**Task description**
Pictures stay out of the copy; restate everything else in the material exactly.

[Records excerpted from a collection]
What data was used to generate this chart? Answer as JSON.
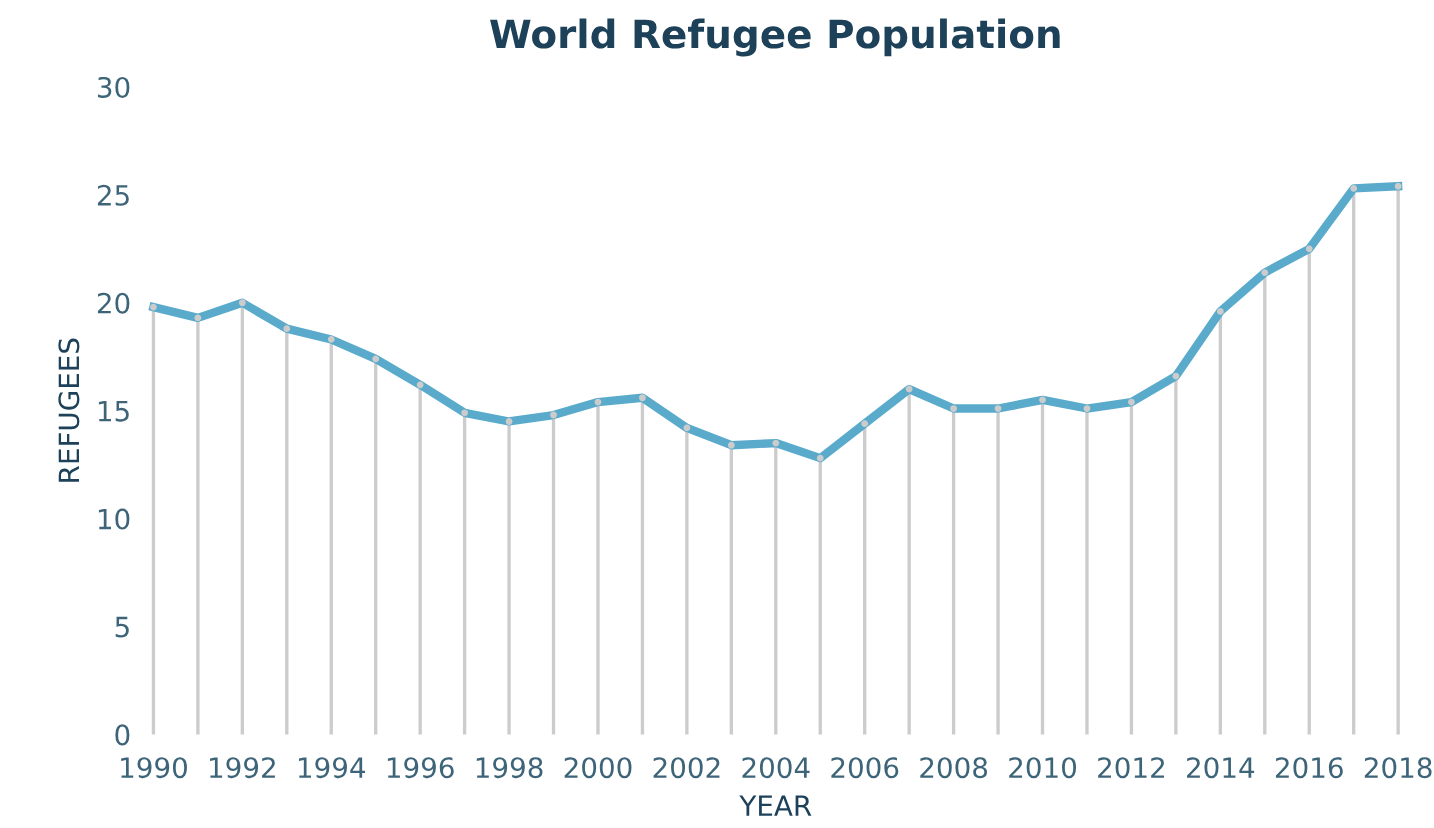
{
  "chart_data": {
    "type": "line",
    "title": "World Refugee Population",
    "xlabel": "YEAR",
    "ylabel": "REFUGEES",
    "x": [
      1990,
      1991,
      1992,
      1993,
      1994,
      1995,
      1996,
      1997,
      1998,
      1999,
      2000,
      2001,
      2002,
      2003,
      2004,
      2005,
      2006,
      2007,
      2008,
      2009,
      2010,
      2011,
      2012,
      2013,
      2014,
      2015,
      2016,
      2017,
      2018
    ],
    "series": [
      {
        "type": "lollipop",
        "color": "#cccccc",
        "values": [
          19.8,
          19.3,
          20.0,
          18.8,
          18.3,
          17.4,
          16.2,
          14.9,
          14.5,
          14.8,
          15.4,
          15.6,
          14.2,
          13.4,
          13.5,
          12.8,
          14.4,
          16.0,
          15.1,
          15.1,
          15.5,
          15.1,
          15.4,
          16.6,
          19.6,
          21.4,
          22.5,
          25.3,
          25.4
        ]
      },
      {
        "color": "#5aaacb",
        "values": [
          19.8,
          19.3,
          20.0,
          18.8,
          18.3,
          17.4,
          16.2,
          14.9,
          14.5,
          14.8,
          15.4,
          15.6,
          14.2,
          13.4,
          13.5,
          12.8,
          14.4,
          16.0,
          15.1,
          15.1,
          15.5,
          15.1,
          15.4,
          16.6,
          19.6,
          21.4,
          22.5,
          25.3,
          25.4
        ]
      }
    ],
    "xlim": [
      1990,
      2018
    ],
    "ylim": [
      0,
      30
    ],
    "xticks": [
      1990,
      1992,
      1994,
      1996,
      1998,
      2000,
      2002,
      2004,
      2006,
      2008,
      2010,
      2012,
      2014,
      2016,
      2018
    ],
    "yticks": [
      0,
      5,
      10,
      15,
      20,
      25,
      30
    ],
    "legend": false,
    "marker": "none",
    "line_style": "solid"
  }
}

**Solution to this exercise**
What data was used to generate this chart? Answer as JSON.
{
  "chart_data": {
    "type": "line",
    "title": "World Refugee Population",
    "xlabel": "YEAR",
    "ylabel": "REFUGEES",
    "x": [
      1990,
      1991,
      1992,
      1993,
      1994,
      1995,
      1996,
      1997,
      1998,
      1999,
      2000,
      2001,
      2002,
      2003,
      2004,
      2005,
      2006,
      2007,
      2008,
      2009,
      2010,
      2011,
      2012,
      2013,
      2014,
      2015,
      2016,
      2017,
      2018
    ],
    "series": [
      {
        "type": "lollipop",
        "color": "#cccccc",
        "values": [
          19.8,
          19.3,
          20.0,
          18.8,
          18.3,
          17.4,
          16.2,
          14.9,
          14.5,
          14.8,
          15.4,
          15.6,
          14.2,
          13.4,
          13.5,
          12.8,
          14.4,
          16.0,
          15.1,
          15.1,
          15.5,
          15.1,
          15.4,
          16.6,
          19.6,
          21.4,
          22.5,
          25.3,
          25.4
        ]
      },
      {
        "color": "#5aaacb",
        "values": [
          19.8,
          19.3,
          20.0,
          18.8,
          18.3,
          17.4,
          16.2,
          14.9,
          14.5,
          14.8,
          15.4,
          15.6,
          14.2,
          13.4,
          13.5,
          12.8,
          14.4,
          16.0,
          15.1,
          15.1,
          15.5,
          15.1,
          15.4,
          16.6,
          19.6,
          21.4,
          22.5,
          25.3,
          25.4
        ]
      }
    ],
    "xlim": [
      1990,
      2018
    ],
    "ylim": [
      0,
      30
    ],
    "xticks": [
      1990,
      1992,
      1994,
      1996,
      1998,
      2000,
      2002,
      2004,
      2006,
      2008,
      2010,
      2012,
      2014,
      2016,
      2018
    ],
    "yticks": [
      0,
      5,
      10,
      15,
      20,
      25,
      30
    ],
    "legend": false,
    "marker": "none",
    "line_style": "solid"
  }
}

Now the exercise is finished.